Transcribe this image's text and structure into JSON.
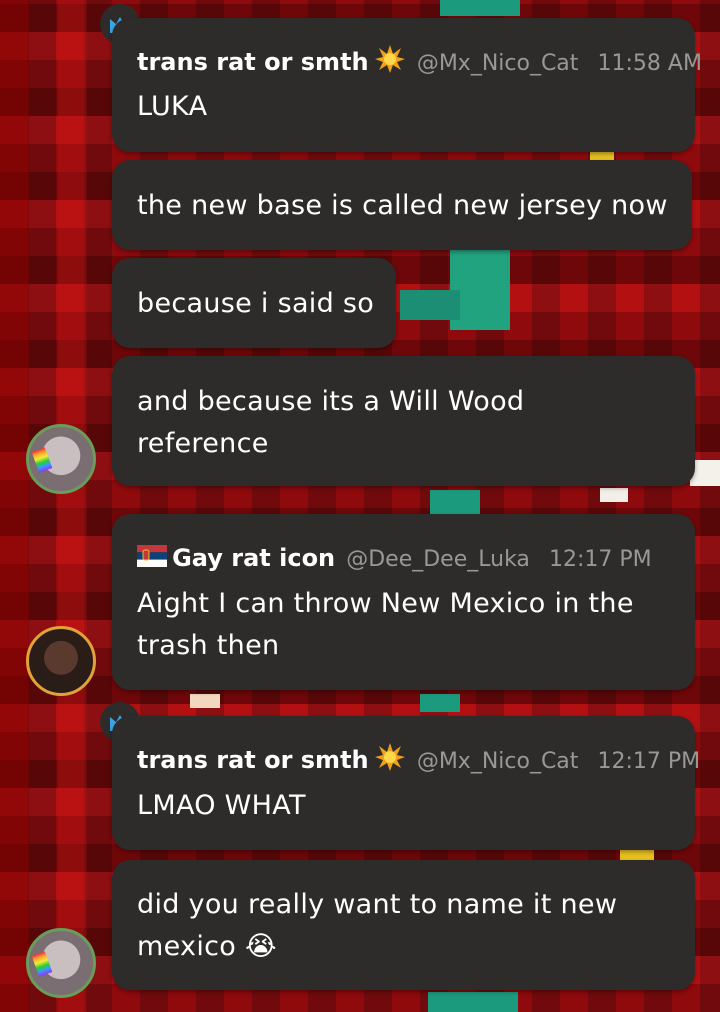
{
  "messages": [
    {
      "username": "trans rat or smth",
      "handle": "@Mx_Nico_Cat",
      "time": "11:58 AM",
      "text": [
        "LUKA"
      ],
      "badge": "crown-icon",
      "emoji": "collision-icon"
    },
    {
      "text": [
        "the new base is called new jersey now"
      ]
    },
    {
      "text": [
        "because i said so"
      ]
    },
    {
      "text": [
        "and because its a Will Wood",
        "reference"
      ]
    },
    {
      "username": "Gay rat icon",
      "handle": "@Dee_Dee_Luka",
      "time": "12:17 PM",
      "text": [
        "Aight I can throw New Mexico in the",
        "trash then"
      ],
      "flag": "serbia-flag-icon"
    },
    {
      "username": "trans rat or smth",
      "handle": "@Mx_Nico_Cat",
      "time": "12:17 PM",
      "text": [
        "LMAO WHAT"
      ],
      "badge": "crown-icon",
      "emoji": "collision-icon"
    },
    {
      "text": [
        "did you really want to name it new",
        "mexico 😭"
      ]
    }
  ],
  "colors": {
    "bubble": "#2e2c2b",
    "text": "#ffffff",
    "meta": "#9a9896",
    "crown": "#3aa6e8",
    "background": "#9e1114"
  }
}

══════════

§ The problem
Write out the records above exactly as they stand, leaving out every picture.

§ Answer
Transcribe this image's text and structure into JSON.
{
  "messages": [
    {
      "username": "trans rat or smth",
      "handle": "@Mx_Nico_Cat",
      "time": "11:58 AM",
      "text": [
        "LUKA"
      ],
      "badge": "crown-icon",
      "emoji": "collision-icon"
    },
    {
      "text": [
        "the new base is called new jersey now"
      ]
    },
    {
      "text": [
        "because i said so"
      ]
    },
    {
      "text": [
        "and because its a Will Wood",
        "reference"
      ]
    },
    {
      "username": "Gay rat icon",
      "handle": "@Dee_Dee_Luka",
      "time": "12:17 PM",
      "text": [
        "Aight I can throw New Mexico in the",
        "trash then"
      ],
      "flag": "serbia-flag-icon"
    },
    {
      "username": "trans rat or smth",
      "handle": "@Mx_Nico_Cat",
      "time": "12:17 PM",
      "text": [
        "LMAO WHAT"
      ],
      "badge": "crown-icon",
      "emoji": "collision-icon"
    },
    {
      "text": [
        "did you really want to name it new",
        "mexico 😭"
      ]
    }
  ],
  "colors": {
    "bubble": "#2e2c2b",
    "text": "#ffffff",
    "meta": "#9a9896",
    "crown": "#3aa6e8",
    "background": "#9e1114"
  }
}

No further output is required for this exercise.